• [DESCRIPTION OF THE TASK] Gather, from the data below, each line in which the word "this" occurs.

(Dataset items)
┄┄┄┄┄┄┄┄┄┄┄┄┄┄┄┄┄┄┄┄

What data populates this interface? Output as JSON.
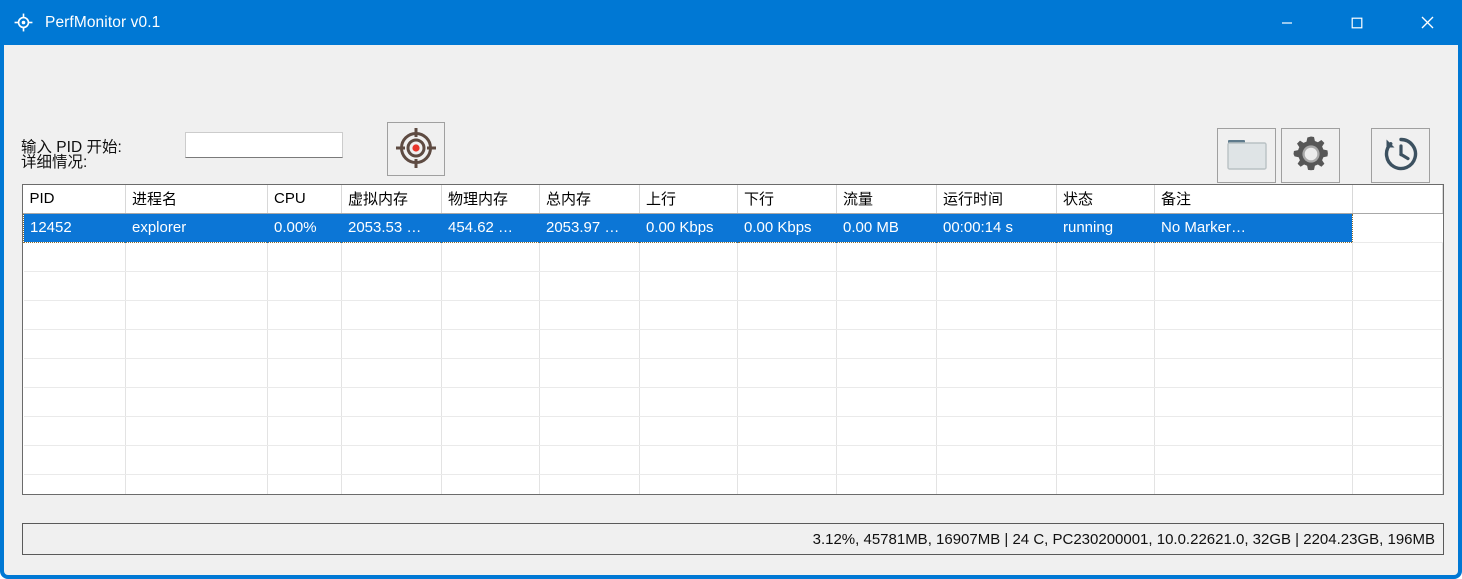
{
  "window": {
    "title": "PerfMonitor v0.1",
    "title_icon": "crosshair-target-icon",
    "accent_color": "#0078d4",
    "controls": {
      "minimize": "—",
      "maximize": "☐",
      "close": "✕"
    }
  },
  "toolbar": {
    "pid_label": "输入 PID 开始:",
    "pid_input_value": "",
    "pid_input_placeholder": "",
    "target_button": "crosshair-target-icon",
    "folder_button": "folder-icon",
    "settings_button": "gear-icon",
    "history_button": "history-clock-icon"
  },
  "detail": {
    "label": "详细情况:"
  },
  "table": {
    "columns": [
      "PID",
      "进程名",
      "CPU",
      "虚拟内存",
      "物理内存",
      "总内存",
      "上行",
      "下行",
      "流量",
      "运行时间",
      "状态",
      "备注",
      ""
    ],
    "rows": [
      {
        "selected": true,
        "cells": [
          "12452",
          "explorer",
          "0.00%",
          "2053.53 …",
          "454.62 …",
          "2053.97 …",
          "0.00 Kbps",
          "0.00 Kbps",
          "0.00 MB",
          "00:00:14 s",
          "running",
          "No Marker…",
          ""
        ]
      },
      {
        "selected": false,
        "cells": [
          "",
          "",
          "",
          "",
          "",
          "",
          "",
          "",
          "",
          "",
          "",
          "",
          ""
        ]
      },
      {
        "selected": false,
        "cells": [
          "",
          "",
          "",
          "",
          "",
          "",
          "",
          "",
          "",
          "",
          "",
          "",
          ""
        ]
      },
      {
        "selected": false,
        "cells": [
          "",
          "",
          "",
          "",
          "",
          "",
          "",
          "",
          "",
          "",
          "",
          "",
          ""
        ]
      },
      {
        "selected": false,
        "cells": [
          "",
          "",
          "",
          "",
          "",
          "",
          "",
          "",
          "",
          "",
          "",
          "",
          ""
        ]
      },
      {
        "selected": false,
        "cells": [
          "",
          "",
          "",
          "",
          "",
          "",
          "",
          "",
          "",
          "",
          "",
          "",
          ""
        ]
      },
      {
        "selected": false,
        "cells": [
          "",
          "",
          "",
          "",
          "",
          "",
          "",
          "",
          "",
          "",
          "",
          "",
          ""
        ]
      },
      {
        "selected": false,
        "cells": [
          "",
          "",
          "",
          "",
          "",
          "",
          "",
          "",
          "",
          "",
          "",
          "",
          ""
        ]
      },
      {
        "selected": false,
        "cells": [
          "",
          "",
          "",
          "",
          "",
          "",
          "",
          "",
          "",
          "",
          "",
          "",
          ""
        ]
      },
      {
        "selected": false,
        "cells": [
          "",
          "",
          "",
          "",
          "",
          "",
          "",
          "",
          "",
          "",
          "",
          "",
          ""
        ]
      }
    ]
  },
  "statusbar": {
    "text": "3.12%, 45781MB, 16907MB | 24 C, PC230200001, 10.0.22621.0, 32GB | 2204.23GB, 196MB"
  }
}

┄┄┄┄┄┄┄┄┄┄┄┄┄┄┄┄┄┄┄┄

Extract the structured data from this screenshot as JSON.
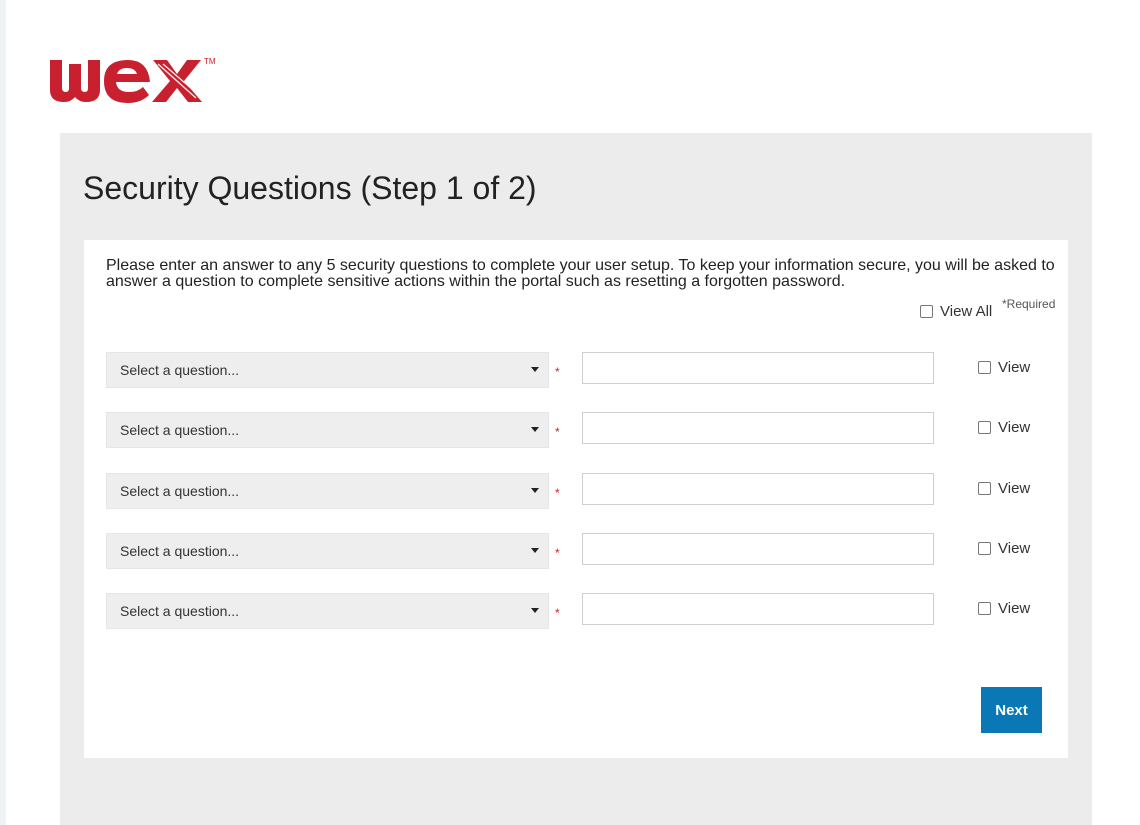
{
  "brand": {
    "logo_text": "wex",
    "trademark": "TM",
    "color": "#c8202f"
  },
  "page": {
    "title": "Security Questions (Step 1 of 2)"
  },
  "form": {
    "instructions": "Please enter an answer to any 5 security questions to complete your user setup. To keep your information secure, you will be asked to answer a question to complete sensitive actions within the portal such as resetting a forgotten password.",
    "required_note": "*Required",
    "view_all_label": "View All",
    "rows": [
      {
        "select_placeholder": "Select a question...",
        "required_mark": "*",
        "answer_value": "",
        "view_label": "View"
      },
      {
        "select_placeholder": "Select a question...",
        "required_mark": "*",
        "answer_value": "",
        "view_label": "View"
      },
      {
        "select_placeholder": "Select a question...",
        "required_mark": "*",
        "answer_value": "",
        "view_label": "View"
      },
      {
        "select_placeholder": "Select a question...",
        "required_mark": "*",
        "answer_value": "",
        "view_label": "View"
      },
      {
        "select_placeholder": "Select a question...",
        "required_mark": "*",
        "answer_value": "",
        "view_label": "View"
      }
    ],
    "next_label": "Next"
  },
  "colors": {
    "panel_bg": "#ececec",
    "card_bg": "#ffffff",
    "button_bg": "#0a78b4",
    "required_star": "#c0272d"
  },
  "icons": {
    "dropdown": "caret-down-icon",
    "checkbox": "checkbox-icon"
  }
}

┄┄┄┄┄┄┄┄┄┄┄┄┄┄┄┄┄┄┄┄

• [EXERCISE SOLUTION]
What data populates this interface? Output as JSON.
Extract the structured data from this screenshot as JSON.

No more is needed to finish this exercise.